— Begin MATERIAL SUPPLIED —
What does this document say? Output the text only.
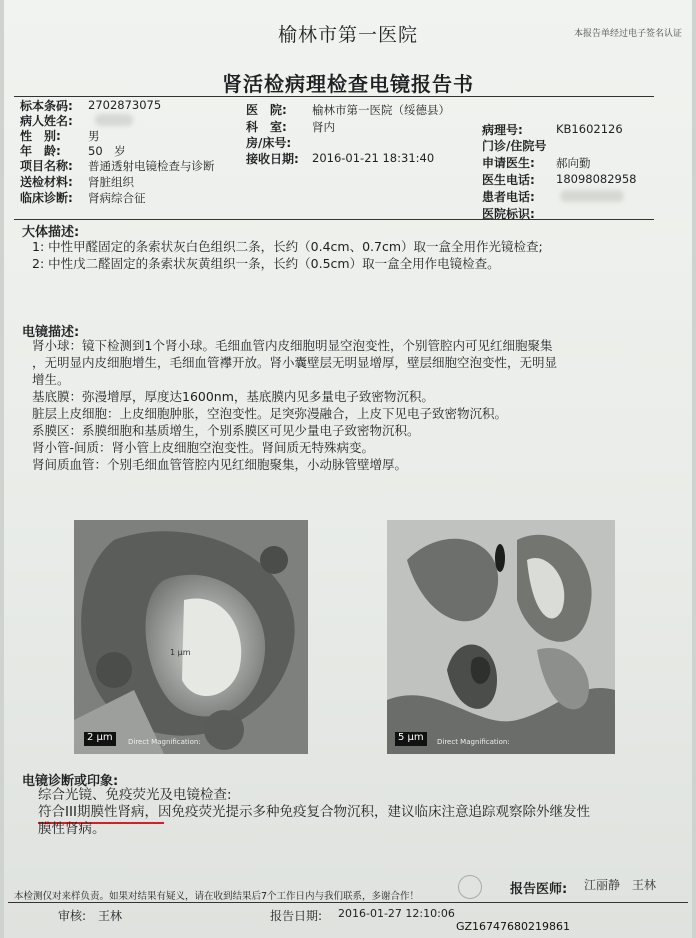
榆林市第一医院	本报告单经过电子签名认证
肾活检病理检查电镜报告书
标本条码: 2702873075
病人姓名:
性　别: 男
年　龄: 50　岁
项目名称: 普通透射电镜检查与诊断
送检材料: 肾脏组织
临床诊断: 肾病综合征
医　院: 榆林市第一医院（绥德县）
科　室: 肾内
房/床号:
接收日期: 2016-01-21 18:31:40
病理号:	KB1602126
门诊/住院号
申请医生: 郝向勤
医生电话: 18098082958
患者电话:
医院标识:
大体描述:
1: 中性甲醛固定的条索状灰白色组织二条，长约（0.4cm、0.7cm）取一盒全用作光镜检查;
2: 中性戊二醛固定的条索状灰黄组织一条，长约（0.5cm）取一盒全用作电镜检查。
电镜描述:
肾小球：镜下检测到1个肾小球。毛细血管内皮细胞明显空泡变性，个别管腔内可见红细胞聚集
，无明显内皮细胞增生，毛细血管襻开放。肾小囊壁层无明显增厚，壁层细胞空泡变性，无明显
增生。
基底膜：弥漫增厚，厚度达1600nm，基底膜内见多量电子致密物沉积。
脏层上皮细胞：上皮细胞肿胀，空泡变性。足突弥漫融合，上皮下见电子致密物沉积。
系膜区：系膜细胞和基质增生，个别系膜区可见少量电子致密物沉积。
肾小管-间质：肾小管上皮细胞空泡变性。肾间质无特殊病变。
肾间质血管：个别毛细血管管腔内见红细胞聚集，小动脉管壁增厚。
2 μm	Direct Magnification:
1 μm
5 μm	Direct Magnification:
电镜诊断或印象:
综合光镜、免疫荧光及电镜检查:
符合III期膜性肾病，因免疫荧光提示多种免疫复合物沉积，建议临床注意追踪观察除外继发性
膜性肾病。
本检测仅对来样负责。如果对结果有疑义，请在收到结果后7个工作日内与我们联系，多谢合作！	报告医师: 江丽静　王林
审核: 王林	报告日期: 2016-01-27 12:10:06
GZ16747680219861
— End MATERIAL SUPPLIED —
■ **EXERCISE INSTRUCTIONS**
Identify and copy all lines with the word "Direct".

■ **CORRECT ANSWER**
2 μm	Direct Magnification:
5 μm	Direct Magnification:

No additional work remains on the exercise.